Durante el segundo semestre de 2017, el programa “Tucumán Manos a la Obra” demandó un total de $ 29,7 millones; es decir, $4,95 millones por mes.

Las cifras, giradas por convenio a través la Caja Popular de Ahorros (CPA), se desprenden de los decretos 2.170/10 (MI) y 3.715/10 (MI), firmados el año pasado por el gobernador Juan Luis Manzur y el ministro del Interior Miguel Ángel Acevedo.

Este plan, que comenzó a ser aplicado en 2016 y recientemente fue prorrogado hasta 2020, fue ponderado en distintos recorridos oficiales por el mandatario y por sus funcionarios. “La prioridad es cuidar e incrementar el trabajo de los tucumanos”, afirmó Manzur, a poco de lanzado el programa, tras una visita a la comuna de Los Bulacios.

Acevedo había dicho que el objetivo del programa es “satisfacer las necesidades de infraestructura de cada jurisdicción, con mano de obra local, previos cursos de capacitación en oficios certificados”. “Esta generación de empleo, además de la formación calificada, otorgará nuevas oportunidades a los ciudadanos de las distintas localidades que deben emigrar por la carencia de trabajos”, fue la explicación del ministro en aquella ocasión. Había precisado además que el Manos a la Obra contempla la participación de municipios y de comunas. “Los primeros, adheridos a la ley 8.845 (mediante ordenanza de los respectivos concejos deliberantes); y los segundos, bajo convenio (con los delegados)”, había dicho Acevedo.

CONSIGNA: Según el texto sobre el programa "Tucumán Manos a la Obra", ¿hasta qué año se prorrogó el plan? Los ítems que siguen son un material independiente de este texto.

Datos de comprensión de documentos
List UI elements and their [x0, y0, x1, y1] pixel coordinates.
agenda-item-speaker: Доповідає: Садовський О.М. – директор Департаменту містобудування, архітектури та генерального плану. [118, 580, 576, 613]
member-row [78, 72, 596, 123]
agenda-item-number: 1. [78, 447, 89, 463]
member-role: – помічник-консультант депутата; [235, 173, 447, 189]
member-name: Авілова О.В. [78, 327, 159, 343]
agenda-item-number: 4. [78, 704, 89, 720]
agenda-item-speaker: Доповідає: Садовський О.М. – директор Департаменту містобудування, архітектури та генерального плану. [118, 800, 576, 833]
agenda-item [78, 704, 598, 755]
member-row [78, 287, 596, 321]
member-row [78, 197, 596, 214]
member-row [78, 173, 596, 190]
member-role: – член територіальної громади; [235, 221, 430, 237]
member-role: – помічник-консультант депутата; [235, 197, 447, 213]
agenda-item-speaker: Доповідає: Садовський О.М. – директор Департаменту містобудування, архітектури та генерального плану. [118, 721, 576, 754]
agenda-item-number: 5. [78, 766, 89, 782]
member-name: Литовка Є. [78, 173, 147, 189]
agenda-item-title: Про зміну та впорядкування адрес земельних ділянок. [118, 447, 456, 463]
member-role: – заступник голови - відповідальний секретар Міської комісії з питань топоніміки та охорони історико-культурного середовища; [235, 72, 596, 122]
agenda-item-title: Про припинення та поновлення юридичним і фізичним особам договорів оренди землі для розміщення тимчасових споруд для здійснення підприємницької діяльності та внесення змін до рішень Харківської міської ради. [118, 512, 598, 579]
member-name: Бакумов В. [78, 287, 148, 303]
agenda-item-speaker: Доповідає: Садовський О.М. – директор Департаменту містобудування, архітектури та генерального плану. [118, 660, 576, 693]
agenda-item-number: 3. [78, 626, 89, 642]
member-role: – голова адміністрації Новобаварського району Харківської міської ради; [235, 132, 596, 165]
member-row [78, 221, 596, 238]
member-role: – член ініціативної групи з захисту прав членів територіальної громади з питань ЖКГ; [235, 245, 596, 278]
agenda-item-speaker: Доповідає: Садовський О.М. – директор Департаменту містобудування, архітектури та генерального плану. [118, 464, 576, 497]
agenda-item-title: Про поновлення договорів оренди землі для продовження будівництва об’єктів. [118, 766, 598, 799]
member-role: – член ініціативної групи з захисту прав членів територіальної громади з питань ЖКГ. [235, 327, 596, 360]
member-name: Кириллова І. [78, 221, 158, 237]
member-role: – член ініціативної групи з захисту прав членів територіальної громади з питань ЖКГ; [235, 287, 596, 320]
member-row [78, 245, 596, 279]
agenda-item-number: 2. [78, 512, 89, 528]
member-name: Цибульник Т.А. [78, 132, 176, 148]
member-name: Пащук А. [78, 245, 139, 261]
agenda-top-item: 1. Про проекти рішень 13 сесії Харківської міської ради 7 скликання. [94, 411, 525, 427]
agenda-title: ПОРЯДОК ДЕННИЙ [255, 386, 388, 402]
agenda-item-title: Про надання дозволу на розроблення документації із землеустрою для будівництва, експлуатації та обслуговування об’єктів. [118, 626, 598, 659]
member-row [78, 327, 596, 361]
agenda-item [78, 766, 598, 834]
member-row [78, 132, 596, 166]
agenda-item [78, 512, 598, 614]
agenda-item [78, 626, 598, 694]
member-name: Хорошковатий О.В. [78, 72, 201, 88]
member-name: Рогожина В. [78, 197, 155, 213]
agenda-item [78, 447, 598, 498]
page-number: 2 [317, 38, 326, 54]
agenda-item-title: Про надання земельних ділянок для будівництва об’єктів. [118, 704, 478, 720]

TU RESPUESTA: Hasta 2020.